DATASET CONTENT:
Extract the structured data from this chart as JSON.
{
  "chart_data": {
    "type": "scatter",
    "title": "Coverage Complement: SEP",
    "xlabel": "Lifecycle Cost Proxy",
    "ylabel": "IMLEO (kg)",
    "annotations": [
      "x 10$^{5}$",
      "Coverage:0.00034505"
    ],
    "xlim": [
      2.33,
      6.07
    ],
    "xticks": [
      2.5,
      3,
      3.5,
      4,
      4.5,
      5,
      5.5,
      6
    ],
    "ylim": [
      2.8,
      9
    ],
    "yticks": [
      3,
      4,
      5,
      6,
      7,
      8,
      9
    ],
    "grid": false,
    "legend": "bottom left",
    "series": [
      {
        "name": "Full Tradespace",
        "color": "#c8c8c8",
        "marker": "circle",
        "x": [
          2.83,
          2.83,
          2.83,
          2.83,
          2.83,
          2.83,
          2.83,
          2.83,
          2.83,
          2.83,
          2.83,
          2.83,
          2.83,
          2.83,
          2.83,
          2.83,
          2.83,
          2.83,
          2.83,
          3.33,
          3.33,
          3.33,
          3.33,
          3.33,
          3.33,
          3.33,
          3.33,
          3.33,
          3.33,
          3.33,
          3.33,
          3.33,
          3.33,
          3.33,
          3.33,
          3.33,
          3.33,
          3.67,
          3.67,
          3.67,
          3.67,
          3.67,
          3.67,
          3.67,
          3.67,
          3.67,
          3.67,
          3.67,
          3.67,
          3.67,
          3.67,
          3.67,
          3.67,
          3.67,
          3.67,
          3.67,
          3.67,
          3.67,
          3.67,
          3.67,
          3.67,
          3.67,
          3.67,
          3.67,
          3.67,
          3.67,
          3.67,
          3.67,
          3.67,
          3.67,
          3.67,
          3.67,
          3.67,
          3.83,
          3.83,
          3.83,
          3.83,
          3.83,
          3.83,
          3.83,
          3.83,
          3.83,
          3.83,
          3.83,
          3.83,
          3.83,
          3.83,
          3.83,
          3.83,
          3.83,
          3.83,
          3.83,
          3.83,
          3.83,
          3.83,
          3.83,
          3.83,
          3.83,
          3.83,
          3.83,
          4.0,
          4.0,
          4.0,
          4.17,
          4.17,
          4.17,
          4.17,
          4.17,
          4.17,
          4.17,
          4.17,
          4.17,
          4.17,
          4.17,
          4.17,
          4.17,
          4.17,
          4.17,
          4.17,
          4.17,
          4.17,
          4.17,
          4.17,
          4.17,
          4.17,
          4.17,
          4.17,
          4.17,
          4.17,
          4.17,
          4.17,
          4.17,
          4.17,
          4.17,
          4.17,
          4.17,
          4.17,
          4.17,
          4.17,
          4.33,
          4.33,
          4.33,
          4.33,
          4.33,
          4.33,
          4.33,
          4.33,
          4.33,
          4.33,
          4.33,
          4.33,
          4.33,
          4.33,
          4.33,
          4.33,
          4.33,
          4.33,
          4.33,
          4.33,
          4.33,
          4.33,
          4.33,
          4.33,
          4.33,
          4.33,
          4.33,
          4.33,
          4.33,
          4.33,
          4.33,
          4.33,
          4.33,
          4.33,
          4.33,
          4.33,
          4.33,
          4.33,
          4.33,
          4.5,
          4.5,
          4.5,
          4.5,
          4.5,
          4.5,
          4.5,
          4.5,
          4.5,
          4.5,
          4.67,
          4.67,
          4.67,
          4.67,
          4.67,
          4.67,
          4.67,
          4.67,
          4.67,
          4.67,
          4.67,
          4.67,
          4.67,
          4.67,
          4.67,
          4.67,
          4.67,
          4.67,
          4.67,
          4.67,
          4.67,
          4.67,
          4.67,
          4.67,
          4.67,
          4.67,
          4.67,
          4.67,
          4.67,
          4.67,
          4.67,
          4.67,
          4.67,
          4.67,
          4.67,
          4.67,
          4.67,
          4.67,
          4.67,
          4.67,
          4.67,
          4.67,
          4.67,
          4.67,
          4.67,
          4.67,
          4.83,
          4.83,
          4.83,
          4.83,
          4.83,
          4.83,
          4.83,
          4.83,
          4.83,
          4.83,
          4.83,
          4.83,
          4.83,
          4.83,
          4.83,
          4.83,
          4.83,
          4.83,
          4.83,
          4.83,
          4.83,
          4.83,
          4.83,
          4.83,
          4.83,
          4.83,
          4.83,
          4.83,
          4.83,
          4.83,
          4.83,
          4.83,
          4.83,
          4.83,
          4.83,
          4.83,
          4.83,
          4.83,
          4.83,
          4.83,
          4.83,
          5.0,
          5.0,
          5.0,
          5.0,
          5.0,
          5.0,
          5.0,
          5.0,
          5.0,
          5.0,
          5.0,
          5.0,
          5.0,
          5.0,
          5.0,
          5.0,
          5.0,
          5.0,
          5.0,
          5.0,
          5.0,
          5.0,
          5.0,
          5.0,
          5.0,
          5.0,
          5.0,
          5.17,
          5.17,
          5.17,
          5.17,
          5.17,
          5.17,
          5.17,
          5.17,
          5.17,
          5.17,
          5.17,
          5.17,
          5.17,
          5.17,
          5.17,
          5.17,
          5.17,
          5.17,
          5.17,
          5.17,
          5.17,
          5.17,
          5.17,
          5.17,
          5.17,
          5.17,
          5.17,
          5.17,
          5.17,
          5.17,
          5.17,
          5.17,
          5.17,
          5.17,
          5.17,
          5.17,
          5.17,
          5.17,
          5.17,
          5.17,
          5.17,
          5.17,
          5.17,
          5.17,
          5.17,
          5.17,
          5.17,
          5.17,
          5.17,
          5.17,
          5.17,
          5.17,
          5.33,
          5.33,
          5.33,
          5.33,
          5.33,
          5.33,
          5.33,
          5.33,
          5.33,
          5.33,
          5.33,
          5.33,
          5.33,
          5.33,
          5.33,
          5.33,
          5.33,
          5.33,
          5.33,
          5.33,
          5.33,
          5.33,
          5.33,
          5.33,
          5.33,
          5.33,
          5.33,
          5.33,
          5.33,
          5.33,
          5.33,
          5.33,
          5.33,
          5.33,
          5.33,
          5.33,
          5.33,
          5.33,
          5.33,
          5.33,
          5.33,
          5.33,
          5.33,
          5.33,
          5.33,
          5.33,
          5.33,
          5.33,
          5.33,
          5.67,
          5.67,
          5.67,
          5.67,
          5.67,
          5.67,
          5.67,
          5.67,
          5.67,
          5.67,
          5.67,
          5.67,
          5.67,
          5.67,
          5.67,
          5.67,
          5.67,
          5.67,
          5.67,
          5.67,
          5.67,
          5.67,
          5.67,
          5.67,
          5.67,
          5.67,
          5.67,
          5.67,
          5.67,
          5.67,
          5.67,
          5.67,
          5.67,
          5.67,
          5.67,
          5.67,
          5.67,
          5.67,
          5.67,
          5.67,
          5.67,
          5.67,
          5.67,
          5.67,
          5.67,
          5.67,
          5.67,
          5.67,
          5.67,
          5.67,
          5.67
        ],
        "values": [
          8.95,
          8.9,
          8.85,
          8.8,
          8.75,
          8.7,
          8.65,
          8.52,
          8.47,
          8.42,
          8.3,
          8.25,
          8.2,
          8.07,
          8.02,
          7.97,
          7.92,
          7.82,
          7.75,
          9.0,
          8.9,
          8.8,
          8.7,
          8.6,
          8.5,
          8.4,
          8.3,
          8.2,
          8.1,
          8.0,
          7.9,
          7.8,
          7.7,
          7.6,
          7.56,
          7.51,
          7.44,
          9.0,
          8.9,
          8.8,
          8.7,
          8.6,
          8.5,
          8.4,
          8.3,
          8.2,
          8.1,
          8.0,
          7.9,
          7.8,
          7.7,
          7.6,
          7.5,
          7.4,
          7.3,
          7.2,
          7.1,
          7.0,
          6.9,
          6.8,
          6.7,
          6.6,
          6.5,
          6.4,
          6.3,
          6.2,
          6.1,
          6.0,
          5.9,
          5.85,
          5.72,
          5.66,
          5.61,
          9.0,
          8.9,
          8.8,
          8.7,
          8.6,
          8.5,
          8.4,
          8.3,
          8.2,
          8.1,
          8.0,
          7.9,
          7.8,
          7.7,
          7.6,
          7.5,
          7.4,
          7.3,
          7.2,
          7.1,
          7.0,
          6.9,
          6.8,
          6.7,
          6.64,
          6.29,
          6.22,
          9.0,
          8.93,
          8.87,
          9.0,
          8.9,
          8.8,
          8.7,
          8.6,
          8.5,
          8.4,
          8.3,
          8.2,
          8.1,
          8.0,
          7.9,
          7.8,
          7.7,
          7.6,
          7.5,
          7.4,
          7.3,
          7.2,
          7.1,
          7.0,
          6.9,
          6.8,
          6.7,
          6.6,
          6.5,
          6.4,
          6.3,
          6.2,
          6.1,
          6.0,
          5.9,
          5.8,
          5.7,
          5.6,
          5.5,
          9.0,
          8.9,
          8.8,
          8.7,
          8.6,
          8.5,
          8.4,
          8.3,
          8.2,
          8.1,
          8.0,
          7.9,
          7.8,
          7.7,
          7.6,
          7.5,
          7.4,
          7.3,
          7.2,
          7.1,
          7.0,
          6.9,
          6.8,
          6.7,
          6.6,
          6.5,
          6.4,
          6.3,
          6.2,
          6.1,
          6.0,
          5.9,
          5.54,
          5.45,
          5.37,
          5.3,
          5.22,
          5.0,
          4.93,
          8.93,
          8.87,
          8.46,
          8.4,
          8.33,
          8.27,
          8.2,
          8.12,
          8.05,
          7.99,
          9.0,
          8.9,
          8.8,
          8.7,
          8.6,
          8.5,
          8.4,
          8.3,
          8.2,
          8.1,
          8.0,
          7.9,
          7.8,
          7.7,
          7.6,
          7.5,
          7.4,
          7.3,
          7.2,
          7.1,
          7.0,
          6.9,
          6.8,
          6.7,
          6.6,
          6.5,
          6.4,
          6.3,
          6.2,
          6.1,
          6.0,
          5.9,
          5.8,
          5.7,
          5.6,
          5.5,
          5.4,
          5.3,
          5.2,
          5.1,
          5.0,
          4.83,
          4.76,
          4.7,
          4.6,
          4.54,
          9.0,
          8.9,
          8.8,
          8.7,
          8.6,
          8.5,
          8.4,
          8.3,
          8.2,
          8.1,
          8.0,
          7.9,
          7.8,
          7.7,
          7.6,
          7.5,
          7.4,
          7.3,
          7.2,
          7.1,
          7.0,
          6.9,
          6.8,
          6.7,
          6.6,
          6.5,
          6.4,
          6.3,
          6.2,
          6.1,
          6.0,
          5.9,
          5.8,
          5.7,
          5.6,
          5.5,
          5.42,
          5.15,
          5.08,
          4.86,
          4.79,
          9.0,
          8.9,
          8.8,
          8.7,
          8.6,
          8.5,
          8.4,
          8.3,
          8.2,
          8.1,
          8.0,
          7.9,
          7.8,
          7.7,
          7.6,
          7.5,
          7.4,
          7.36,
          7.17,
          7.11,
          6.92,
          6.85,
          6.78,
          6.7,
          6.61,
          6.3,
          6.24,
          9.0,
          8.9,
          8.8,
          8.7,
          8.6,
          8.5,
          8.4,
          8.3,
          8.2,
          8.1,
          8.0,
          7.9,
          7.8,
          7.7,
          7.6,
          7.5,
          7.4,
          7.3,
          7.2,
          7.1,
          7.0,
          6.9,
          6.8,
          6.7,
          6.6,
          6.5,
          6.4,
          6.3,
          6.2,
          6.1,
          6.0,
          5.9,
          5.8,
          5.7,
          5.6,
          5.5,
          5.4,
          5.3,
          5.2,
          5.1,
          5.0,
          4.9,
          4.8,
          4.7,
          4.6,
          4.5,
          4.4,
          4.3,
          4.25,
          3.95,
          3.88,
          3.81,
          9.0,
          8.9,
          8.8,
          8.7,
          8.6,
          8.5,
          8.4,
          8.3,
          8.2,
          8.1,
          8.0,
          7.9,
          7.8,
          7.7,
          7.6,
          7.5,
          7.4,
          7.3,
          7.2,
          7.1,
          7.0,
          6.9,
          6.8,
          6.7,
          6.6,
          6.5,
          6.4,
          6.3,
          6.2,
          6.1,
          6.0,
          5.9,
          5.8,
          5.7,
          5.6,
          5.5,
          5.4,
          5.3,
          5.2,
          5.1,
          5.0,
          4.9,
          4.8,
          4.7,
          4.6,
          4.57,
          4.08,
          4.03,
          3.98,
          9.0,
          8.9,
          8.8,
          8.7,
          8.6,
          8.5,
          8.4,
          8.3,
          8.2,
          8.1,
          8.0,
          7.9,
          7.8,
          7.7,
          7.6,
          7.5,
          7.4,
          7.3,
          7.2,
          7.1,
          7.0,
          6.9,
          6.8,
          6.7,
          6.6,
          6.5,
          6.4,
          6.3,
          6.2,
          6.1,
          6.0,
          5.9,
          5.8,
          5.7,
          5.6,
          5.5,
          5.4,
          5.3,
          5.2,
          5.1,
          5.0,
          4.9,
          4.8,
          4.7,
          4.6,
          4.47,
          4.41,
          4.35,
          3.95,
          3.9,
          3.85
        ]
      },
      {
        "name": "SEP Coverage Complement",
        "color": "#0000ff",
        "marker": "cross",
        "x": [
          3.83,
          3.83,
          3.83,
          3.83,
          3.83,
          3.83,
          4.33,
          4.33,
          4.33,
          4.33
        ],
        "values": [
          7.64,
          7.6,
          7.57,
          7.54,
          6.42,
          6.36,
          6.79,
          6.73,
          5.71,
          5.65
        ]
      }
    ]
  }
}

OBJECTIVE:
Locate the lines above that contain "Complement" and copy them.

RESULT:
    "title": "Coverage Complement: SEP",
        "name": "SEP Coverage Complement",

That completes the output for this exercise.